--- Study text ---
■ ■ ■ ■

Curve Finance is an automated market maker platform that is primarily designed to accommodate liquidity pools that contain similarly behaving assets, primarily stablecoins, or wrapped versions of similar assets. Simply put, it is a decentralized exchange (DEX) for stablecoins. The governance token for the DEX is regarded as Curve DAO Token (CRV).
With a Total Value Locked (TVL) of $7.82 billion at the time of writing, data from DefiLlama showed that the TVL of the Curve Finance Protocol has taken on a steady decline since 8 May. Marking a TVL of $17.49 billion on 8 May, the Protocol has since shed over 50% of its TVL to rank 3rd on the list of DeFi protocols with the largest TVL.
Within the same period, the CRV token also embarked on a steady decline in price. What else do we know about the Protocol and its governance token, CRV in the last one month.
With a TVL of $7.82 billion at the time of writing, Curve held over 7% of the market share in the total TVL of $102.04 billion of all DeFi Protocols.

■ ■ ■ ■

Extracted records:

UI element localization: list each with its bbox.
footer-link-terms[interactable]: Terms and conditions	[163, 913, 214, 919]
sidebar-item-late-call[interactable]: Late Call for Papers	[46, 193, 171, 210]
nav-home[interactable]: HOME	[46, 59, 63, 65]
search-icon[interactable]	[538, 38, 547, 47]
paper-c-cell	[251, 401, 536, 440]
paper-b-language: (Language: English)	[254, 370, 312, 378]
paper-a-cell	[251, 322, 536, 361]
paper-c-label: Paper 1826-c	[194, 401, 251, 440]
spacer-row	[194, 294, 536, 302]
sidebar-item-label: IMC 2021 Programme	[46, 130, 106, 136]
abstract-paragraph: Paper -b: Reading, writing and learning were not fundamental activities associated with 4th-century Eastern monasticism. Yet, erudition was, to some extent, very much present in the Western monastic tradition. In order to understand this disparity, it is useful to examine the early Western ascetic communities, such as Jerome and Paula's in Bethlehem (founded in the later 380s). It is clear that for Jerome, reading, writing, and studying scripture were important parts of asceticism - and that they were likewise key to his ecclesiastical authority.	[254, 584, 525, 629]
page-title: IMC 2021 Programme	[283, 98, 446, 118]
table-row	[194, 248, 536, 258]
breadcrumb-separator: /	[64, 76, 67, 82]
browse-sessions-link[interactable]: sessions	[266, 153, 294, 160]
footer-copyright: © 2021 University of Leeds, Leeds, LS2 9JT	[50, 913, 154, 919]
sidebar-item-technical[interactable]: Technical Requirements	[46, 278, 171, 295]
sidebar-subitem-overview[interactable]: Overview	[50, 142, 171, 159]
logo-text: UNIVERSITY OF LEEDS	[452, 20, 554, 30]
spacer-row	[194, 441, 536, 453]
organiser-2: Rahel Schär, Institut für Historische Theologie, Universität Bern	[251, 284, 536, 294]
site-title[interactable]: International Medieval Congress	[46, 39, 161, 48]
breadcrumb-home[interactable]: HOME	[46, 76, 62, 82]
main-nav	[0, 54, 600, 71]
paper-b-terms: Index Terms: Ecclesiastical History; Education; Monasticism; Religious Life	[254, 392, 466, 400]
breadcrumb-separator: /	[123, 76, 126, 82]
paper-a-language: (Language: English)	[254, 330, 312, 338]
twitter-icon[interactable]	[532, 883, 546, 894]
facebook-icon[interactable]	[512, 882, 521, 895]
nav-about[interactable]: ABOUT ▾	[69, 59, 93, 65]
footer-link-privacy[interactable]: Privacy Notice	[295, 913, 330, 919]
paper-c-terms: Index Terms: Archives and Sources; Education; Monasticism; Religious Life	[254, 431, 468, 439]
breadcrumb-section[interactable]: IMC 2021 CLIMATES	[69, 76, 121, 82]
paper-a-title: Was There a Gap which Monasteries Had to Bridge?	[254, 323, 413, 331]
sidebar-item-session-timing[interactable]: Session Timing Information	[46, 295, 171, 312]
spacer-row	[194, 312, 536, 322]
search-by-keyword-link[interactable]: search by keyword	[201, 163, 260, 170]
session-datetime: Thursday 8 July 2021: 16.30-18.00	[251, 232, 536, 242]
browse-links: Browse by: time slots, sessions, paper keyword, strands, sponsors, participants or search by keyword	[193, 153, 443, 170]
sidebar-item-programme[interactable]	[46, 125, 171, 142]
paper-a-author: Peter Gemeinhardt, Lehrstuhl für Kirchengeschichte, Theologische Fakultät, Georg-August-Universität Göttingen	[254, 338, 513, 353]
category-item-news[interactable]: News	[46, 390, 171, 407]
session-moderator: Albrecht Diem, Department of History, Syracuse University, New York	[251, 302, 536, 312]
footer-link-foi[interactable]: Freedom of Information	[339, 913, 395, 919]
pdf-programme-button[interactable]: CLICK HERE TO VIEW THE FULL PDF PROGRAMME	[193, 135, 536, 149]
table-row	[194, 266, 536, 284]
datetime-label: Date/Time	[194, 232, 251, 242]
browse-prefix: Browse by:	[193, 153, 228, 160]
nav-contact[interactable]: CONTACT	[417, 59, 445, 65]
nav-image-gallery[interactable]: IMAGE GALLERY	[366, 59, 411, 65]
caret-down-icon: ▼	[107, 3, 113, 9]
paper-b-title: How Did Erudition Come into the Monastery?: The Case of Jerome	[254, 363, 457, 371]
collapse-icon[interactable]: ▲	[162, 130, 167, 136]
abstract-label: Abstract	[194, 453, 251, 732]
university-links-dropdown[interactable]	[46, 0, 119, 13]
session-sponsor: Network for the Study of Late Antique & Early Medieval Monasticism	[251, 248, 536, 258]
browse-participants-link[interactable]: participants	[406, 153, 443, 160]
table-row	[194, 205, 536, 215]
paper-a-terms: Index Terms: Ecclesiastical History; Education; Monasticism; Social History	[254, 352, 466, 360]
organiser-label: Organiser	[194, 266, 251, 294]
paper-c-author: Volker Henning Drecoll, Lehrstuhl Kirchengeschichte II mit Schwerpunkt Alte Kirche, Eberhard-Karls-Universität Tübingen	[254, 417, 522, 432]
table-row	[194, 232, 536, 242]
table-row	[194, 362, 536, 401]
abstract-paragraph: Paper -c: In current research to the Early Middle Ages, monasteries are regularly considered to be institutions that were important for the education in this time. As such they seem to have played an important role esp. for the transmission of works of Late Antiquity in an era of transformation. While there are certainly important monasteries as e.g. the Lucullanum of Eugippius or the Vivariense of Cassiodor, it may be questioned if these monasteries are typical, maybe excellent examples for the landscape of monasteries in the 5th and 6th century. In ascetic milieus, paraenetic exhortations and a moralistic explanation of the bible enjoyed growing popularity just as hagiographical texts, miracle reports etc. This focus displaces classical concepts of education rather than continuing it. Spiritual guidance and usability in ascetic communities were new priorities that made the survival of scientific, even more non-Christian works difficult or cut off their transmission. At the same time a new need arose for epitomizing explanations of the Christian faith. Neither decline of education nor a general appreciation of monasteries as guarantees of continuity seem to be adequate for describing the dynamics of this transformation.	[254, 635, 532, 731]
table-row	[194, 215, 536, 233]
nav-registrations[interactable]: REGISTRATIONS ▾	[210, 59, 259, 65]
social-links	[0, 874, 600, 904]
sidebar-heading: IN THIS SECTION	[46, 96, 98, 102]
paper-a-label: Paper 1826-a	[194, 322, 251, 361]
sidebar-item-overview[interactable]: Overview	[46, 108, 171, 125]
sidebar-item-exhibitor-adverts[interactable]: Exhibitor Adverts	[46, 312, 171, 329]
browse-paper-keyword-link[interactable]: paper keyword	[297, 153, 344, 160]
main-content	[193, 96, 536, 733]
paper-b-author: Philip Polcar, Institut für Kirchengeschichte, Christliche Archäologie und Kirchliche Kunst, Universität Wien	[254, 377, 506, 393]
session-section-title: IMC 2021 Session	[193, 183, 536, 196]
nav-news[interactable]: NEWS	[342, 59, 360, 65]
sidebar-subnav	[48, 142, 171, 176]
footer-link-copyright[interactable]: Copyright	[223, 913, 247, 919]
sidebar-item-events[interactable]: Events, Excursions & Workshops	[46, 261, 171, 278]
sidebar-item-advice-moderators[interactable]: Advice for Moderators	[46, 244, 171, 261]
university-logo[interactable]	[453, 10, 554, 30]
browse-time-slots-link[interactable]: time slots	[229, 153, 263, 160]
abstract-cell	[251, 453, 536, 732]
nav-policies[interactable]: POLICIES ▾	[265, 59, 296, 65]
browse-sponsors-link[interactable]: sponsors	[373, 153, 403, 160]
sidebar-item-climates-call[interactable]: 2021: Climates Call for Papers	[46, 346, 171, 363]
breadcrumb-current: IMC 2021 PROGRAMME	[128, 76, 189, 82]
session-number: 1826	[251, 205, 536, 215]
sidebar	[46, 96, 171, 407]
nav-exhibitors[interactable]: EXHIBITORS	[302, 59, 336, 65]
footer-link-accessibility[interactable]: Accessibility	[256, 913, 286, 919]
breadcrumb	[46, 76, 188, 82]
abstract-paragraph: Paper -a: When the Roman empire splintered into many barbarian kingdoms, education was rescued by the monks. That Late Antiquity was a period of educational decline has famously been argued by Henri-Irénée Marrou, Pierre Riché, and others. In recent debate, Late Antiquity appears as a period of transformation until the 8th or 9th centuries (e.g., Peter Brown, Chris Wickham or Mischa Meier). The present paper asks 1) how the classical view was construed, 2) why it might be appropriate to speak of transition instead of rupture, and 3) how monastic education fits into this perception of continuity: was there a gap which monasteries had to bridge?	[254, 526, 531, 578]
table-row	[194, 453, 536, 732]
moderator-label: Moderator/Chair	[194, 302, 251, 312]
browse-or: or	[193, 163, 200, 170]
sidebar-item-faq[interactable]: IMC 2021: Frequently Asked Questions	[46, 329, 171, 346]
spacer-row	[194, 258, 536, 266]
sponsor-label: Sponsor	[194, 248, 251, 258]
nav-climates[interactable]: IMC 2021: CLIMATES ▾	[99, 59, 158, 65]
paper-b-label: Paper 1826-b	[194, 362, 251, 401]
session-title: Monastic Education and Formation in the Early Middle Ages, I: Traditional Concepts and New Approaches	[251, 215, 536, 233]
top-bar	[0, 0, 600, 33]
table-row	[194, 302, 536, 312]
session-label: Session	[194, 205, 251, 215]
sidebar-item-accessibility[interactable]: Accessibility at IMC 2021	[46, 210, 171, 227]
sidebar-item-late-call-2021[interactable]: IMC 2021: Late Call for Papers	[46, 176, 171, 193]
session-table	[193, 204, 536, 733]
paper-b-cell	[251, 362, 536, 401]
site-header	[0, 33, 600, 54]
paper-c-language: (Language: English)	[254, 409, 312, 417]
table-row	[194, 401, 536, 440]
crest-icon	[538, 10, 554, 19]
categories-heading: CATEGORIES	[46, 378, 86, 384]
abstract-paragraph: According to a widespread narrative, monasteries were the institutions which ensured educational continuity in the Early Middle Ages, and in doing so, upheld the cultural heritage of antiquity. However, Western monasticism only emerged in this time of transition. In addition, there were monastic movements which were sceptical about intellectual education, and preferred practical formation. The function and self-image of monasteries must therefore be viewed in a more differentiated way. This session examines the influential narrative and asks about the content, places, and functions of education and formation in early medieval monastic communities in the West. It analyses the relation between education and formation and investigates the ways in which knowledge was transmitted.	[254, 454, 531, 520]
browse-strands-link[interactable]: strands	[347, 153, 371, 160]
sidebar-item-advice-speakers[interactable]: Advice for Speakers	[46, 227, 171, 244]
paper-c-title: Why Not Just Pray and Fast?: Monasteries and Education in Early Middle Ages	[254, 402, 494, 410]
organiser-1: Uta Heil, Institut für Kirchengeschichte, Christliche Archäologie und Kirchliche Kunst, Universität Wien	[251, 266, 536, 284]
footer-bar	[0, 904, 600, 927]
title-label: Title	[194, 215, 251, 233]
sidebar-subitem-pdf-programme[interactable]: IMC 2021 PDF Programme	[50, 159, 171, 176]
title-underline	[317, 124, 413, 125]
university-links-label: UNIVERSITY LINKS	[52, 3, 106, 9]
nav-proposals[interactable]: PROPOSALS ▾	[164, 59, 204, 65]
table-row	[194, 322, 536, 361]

■ ■ ■ ■

--- List of tasks ---
1. Answer these questions from the Curve Finance text:
(a) What is the name of the DEX's governance token?
(b) What TVL did the Protocol mark on 8 May?
(c) What is the total TVL of all DeFi Protocols?
2. Carry on the Curve Finance text after its last sentence.
The records were drawn from a separate source.

--- Responses for each task ---
1.
(a) Curve DAO Token (CRV)
(b) $17.49 billion
(c) $102.04 billion

2.
Its token, CRV, has also recorded its own share of the decline. At an index price of $1.22 a month ago, the token has since declined by 15%. At the time of writing, the price was spotted at $1.04 per CRV token. Within the last 24 hours, the price went down by 9%. Trading volume was spotted at a high of 31% in the last 24 hours showing increased distribution at the time of press.
Source: CoinMarketCap
The Relative Strength Index (RSI) for the CRV token, on 4 May, marked a spot at 56, above the 50 neutral index. However, as the bears took over the market, the RSI was soon corrected. Over the course of the last month, the token has struggled to ward off the bears with its RSI positioned below the 50 neutral mark in oversold regions.